----- SOURCE INFORMATION -----

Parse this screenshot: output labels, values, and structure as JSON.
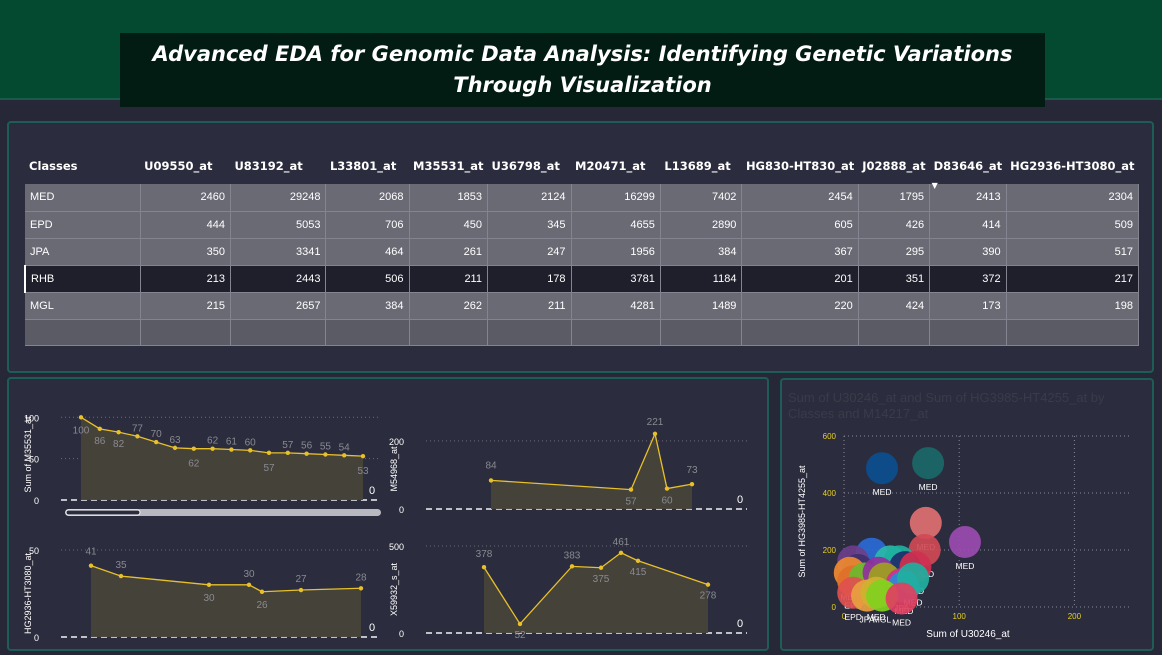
{
  "title": "Advanced EDA for Genomic Data Analysis: Identifying Genetic Variations Through Visualization",
  "table": {
    "headers": [
      "Classes",
      "U09550_at",
      "U83192_at",
      "L33801_at",
      "M35531_at",
      "U36798_at",
      "M20471_at",
      "L13689_at",
      "HG830-HT830_at",
      "J02888_at",
      "D83646_at",
      "HG2936-HT3080_at"
    ],
    "rows": [
      [
        "MED",
        "2460",
        "29248",
        "2068",
        "1853",
        "2124",
        "16299",
        "7402",
        "2454",
        "1795",
        "2413",
        "2304"
      ],
      [
        "EPD",
        "444",
        "5053",
        "706",
        "450",
        "345",
        "4655",
        "2890",
        "605",
        "426",
        "414",
        "509"
      ],
      [
        "JPA",
        "350",
        "3341",
        "464",
        "261",
        "247",
        "1956",
        "384",
        "367",
        "295",
        "390",
        "517"
      ],
      [
        "RHB",
        "213",
        "2443",
        "506",
        "211",
        "178",
        "3781",
        "1184",
        "201",
        "351",
        "372",
        "217"
      ],
      [
        "MGL",
        "215",
        "2657",
        "384",
        "262",
        "211",
        "4281",
        "1489",
        "220",
        "424",
        "173",
        "198"
      ]
    ]
  },
  "charts": {
    "c1": {
      "ylabel": "Sum of M35531_at",
      "values": [
        100,
        86,
        82,
        77,
        70,
        63,
        62,
        62,
        61,
        60,
        57,
        57,
        56,
        55,
        54,
        53
      ],
      "ticks": [
        "100",
        "50",
        "0"
      ],
      "end_label": "0"
    },
    "c2": {
      "ylabel": "M54968_at",
      "values": [
        84,
        57,
        221,
        60,
        73
      ],
      "ticks": [
        "200",
        "0"
      ],
      "end_label": "0"
    },
    "c3": {
      "ylabel": "HG2936-HT3080_at",
      "values": [
        41,
        35,
        30,
        30,
        26,
        27,
        28
      ],
      "ticks": [
        "50",
        "0"
      ],
      "end_label": "0"
    },
    "c4": {
      "ylabel": "X59932_s_at",
      "values": [
        378,
        52,
        383,
        375,
        461,
        415,
        278
      ],
      "ticks": [
        "500",
        "0"
      ],
      "end_label": "0"
    }
  },
  "scatter": {
    "title": "Sum of U30246_at and Sum of HG3985-HT4255_at by Classes and M14217_at",
    "xlabel": "Sum of U30246_at",
    "ylabel": "Sum of HG3985-HT4255_at",
    "xticks": [
      "0",
      "100",
      "200"
    ],
    "yticks": [
      "600",
      "400",
      "200",
      "0"
    ]
  },
  "chart_data": [
    {
      "type": "line",
      "ylabel": "Sum of M35531_at",
      "x": [
        1,
        2,
        3,
        4,
        5,
        6,
        7,
        8,
        9,
        10,
        11,
        12,
        13,
        14,
        15,
        16
      ],
      "values": [
        100,
        86,
        82,
        77,
        70,
        63,
        62,
        62,
        61,
        60,
        57,
        57,
        56,
        55,
        54,
        53
      ],
      "ylim": [
        0,
        110
      ]
    },
    {
      "type": "line",
      "ylabel": "M54968_at",
      "values": [
        84,
        57,
        221,
        60,
        73
      ],
      "ylim": [
        0,
        230
      ]
    },
    {
      "type": "line",
      "ylabel": "HG2936-HT3080_at",
      "values": [
        41,
        35,
        30,
        30,
        26,
        27,
        28
      ],
      "ylim": [
        0,
        50
      ]
    },
    {
      "type": "line",
      "ylabel": "X59932_s_at",
      "values": [
        378,
        52,
        383,
        375,
        461,
        415,
        278
      ],
      "ylim": [
        0,
        500
      ]
    },
    {
      "type": "scatter",
      "xlabel": "Sum of U30246_at",
      "ylabel": "Sum of HG3985-HT4255_at",
      "xlim": [
        0,
        250
      ],
      "ylim": [
        0,
        600
      ],
      "points": [
        {
          "x": 33,
          "y": 487,
          "class": "MED",
          "color": "#0b4f8f"
        },
        {
          "x": 73,
          "y": 505,
          "class": "MED",
          "color": "#1a6868"
        },
        {
          "x": 71,
          "y": 295,
          "class": "MED",
          "color": "#e07070"
        },
        {
          "x": 70,
          "y": 200,
          "class": "MED",
          "color": "#d04a55"
        },
        {
          "x": 105,
          "y": 228,
          "class": "MED",
          "color": "#9a4bb0"
        },
        {
          "x": 24,
          "y": 187,
          "class": "MED",
          "color": "#2a6ad6"
        },
        {
          "x": 40,
          "y": 160,
          "class": "MED",
          "color": "#2ab8a8"
        },
        {
          "x": 48,
          "y": 160,
          "class": "MED",
          "color": "#20b0a0"
        },
        {
          "x": 53,
          "y": 140,
          "class": "EPD",
          "color": "#1e2d6a"
        },
        {
          "x": 62,
          "y": 140,
          "class": "EPD",
          "color": "#d03050"
        },
        {
          "x": 8,
          "y": 160,
          "class": "JPA",
          "color": "#6b3f8a"
        },
        {
          "x": 12,
          "y": 130,
          "class": "MED",
          "color": "#40306a"
        },
        {
          "x": 5,
          "y": 120,
          "class": "MED",
          "color": "#f08a30"
        },
        {
          "x": 8,
          "y": 90,
          "class": "EPD",
          "color": "#e0702a"
        },
        {
          "x": 18,
          "y": 100,
          "class": "JPA",
          "color": "#6bb830"
        },
        {
          "x": 30,
          "y": 120,
          "class": "MED",
          "color": "#9030a0"
        },
        {
          "x": 35,
          "y": 100,
          "class": "MED",
          "color": "#a0a020"
        },
        {
          "x": 50,
          "y": 80,
          "class": "JPA",
          "color": "#d03090"
        },
        {
          "x": 52,
          "y": 70,
          "class": "MED",
          "color": "#2a8ad6"
        },
        {
          "x": 60,
          "y": 100,
          "class": "MED",
          "color": "#20b0a0"
        },
        {
          "x": 8,
          "y": 50,
          "class": "EPD",
          "color": "#e05050"
        },
        {
          "x": 20,
          "y": 40,
          "class": "JPA",
          "color": "#e8a040"
        },
        {
          "x": 28,
          "y": 50,
          "class": "MED",
          "color": "#d0b030"
        },
        {
          "x": 33,
          "y": 40,
          "class": "MGL",
          "color": "#80d020"
        },
        {
          "x": 50,
          "y": 30,
          "class": "MED",
          "color": "#e04060"
        }
      ]
    }
  ]
}
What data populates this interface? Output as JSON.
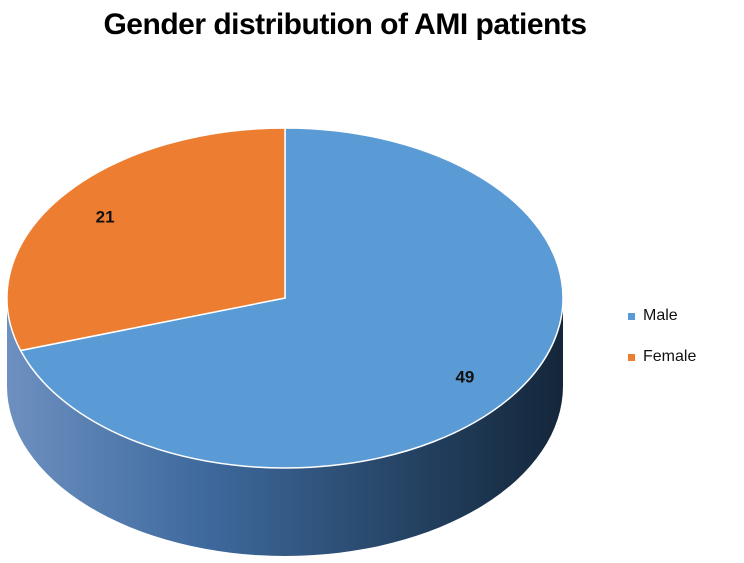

-----

# TASK DIRECTIONS
Please ensure that the data above is repeated exactly, with no pictures in the copy.

# WORKED SOLUTION
Parse this screenshot: output labels, values, and structure as JSON.
{
  "title": "Advanced EDA for Genomic Data Analysis: Identifying Genetic Variations Through Visualization",
  "table": {
    "headers": [
      "Classes",
      "U09550_at",
      "U83192_at",
      "L33801_at",
      "M35531_at",
      "U36798_at",
      "M20471_at",
      "L13689_at",
      "HG830-HT830_at",
      "J02888_at",
      "D83646_at",
      "HG2936-HT3080_at"
    ],
    "rows": [
      [
        "MED",
        "2460",
        "29248",
        "2068",
        "1853",
        "2124",
        "16299",
        "7402",
        "2454",
        "1795",
        "2413",
        "2304"
      ],
      [
        "EPD",
        "444",
        "5053",
        "706",
        "450",
        "345",
        "4655",
        "2890",
        "605",
        "426",
        "414",
        "509"
      ],
      [
        "JPA",
        "350",
        "3341",
        "464",
        "261",
        "247",
        "1956",
        "384",
        "367",
        "295",
        "390",
        "517"
      ],
      [
        "RHB",
        "213",
        "2443",
        "506",
        "211",
        "178",
        "3781",
        "1184",
        "201",
        "351",
        "372",
        "217"
      ],
      [
        "MGL",
        "215",
        "2657",
        "384",
        "262",
        "211",
        "4281",
        "1489",
        "220",
        "424",
        "173",
        "198"
      ]
    ]
  },
  "charts": {
    "c1": {
      "ylabel": "Sum of M35531_at",
      "values": [
        100,
        86,
        82,
        77,
        70,
        63,
        62,
        62,
        61,
        60,
        57,
        57,
        56,
        55,
        54,
        53
      ],
      "ticks": [
        "100",
        "50",
        "0"
      ],
      "end_label": "0"
    },
    "c2": {
      "ylabel": "M54968_at",
      "values": [
        84,
        57,
        221,
        60,
        73
      ],
      "ticks": [
        "200",
        "0"
      ],
      "end_label": "0"
    },
    "c3": {
      "ylabel": "HG2936-HT3080_at",
      "values": [
        41,
        35,
        30,
        30,
        26,
        27,
        28
      ],
      "ticks": [
        "50",
        "0"
      ],
      "end_label": "0"
    },
    "c4": {
      "ylabel": "X59932_s_at",
      "values": [
        378,
        52,
        383,
        375,
        461,
        415,
        278
      ],
      "ticks": [
        "500",
        "0"
      ],
      "end_label": "0"
    }
  },
  "scatter": {
    "title": "Sum of U30246_at and Sum of HG3985-HT4255_at by Classes and M14217_at",
    "xlabel": "Sum of U30246_at",
    "ylabel": "Sum of HG3985-HT4255_at",
    "xticks": [
      "0",
      "100",
      "200"
    ],
    "yticks": [
      "600",
      "400",
      "200",
      "0"
    ]
  },
  "chart_data": [
    {
      "type": "line",
      "ylabel": "Sum of M35531_at",
      "x": [
        1,
        2,
        3,
        4,
        5,
        6,
        7,
        8,
        9,
        10,
        11,
        12,
        13,
        14,
        15,
        16
      ],
      "values": [
        100,
        86,
        82,
        77,
        70,
        63,
        62,
        62,
        61,
        60,
        57,
        57,
        56,
        55,
        54,
        53
      ],
      "ylim": [
        0,
        110
      ]
    },
    {
      "type": "line",
      "ylabel": "M54968_at",
      "values": [
        84,
        57,
        221,
        60,
        73
      ],
      "ylim": [
        0,
        230
      ]
    },
    {
      "type": "line",
      "ylabel": "HG2936-HT3080_at",
      "values": [
        41,
        35,
        30,
        30,
        26,
        27,
        28
      ],
      "ylim": [
        0,
        50
      ]
    },
    {
      "type": "line",
      "ylabel": "X59932_s_at",
      "values": [
        378,
        52,
        383,
        375,
        461,
        415,
        278
      ],
      "ylim": [
        0,
        500
      ]
    },
    {
      "type": "scatter",
      "xlabel": "Sum of U30246_at",
      "ylabel": "Sum of HG3985-HT4255_at",
      "xlim": [
        0,
        250
      ],
      "ylim": [
        0,
        600
      ],
      "points": [
        {
          "x": 33,
          "y": 487,
          "class": "MED",
          "color": "#0b4f8f"
        },
        {
          "x": 73,
          "y": 505,
          "class": "MED",
          "color": "#1a6868"
        },
        {
          "x": 71,
          "y": 295,
          "class": "MED",
          "color": "#e07070"
        },
        {
          "x": 70,
          "y": 200,
          "class": "MED",
          "color": "#d04a55"
        },
        {
          "x": 105,
          "y": 228,
          "class": "MED",
          "color": "#9a4bb0"
        },
        {
          "x": 24,
          "y": 187,
          "class": "MED",
          "color": "#2a6ad6"
        },
        {
          "x": 40,
          "y": 160,
          "class": "MED",
          "color": "#2ab8a8"
        },
        {
          "x": 48,
          "y": 160,
          "class": "MED",
          "color": "#20b0a0"
        },
        {
          "x": 53,
          "y": 140,
          "class": "EPD",
          "color": "#1e2d6a"
        },
        {
          "x": 62,
          "y": 140,
          "class": "EPD",
          "color": "#d03050"
        },
        {
          "x": 8,
          "y": 160,
          "class": "JPA",
          "color": "#6b3f8a"
        },
        {
          "x": 12,
          "y": 130,
          "class": "MED",
          "color": "#40306a"
        },
        {
          "x": 5,
          "y": 120,
          "class": "MED",
          "color": "#f08a30"
        },
        {
          "x": 8,
          "y": 90,
          "class": "EPD",
          "color": "#e0702a"
        },
        {
          "x": 18,
          "y": 100,
          "class": "JPA",
          "color": "#6bb830"
        },
        {
          "x": 30,
          "y": 120,
          "class": "MED",
          "color": "#9030a0"
        },
        {
          "x": 35,
          "y": 100,
          "class": "MED",
          "color": "#a0a020"
        },
        {
          "x": 50,
          "y": 80,
          "class": "JPA",
          "color": "#d03090"
        },
        {
          "x": 52,
          "y": 70,
          "class": "MED",
          "color": "#2a8ad6"
        },
        {
          "x": 60,
          "y": 100,
          "class": "MED",
          "color": "#20b0a0"
        },
        {
          "x": 8,
          "y": 50,
          "class": "EPD",
          "color": "#e05050"
        },
        {
          "x": 20,
          "y": 40,
          "class": "JPA",
          "color": "#e8a040"
        },
        {
          "x": 28,
          "y": 50,
          "class": "MED",
          "color": "#d0b030"
        },
        {
          "x": 33,
          "y": 40,
          "class": "MGL",
          "color": "#80d020"
        },
        {
          "x": 50,
          "y": 30,
          "class": "MED",
          "color": "#e04060"
        }
      ]
    }
  ]
}
What data populates this interface? Output as JSON.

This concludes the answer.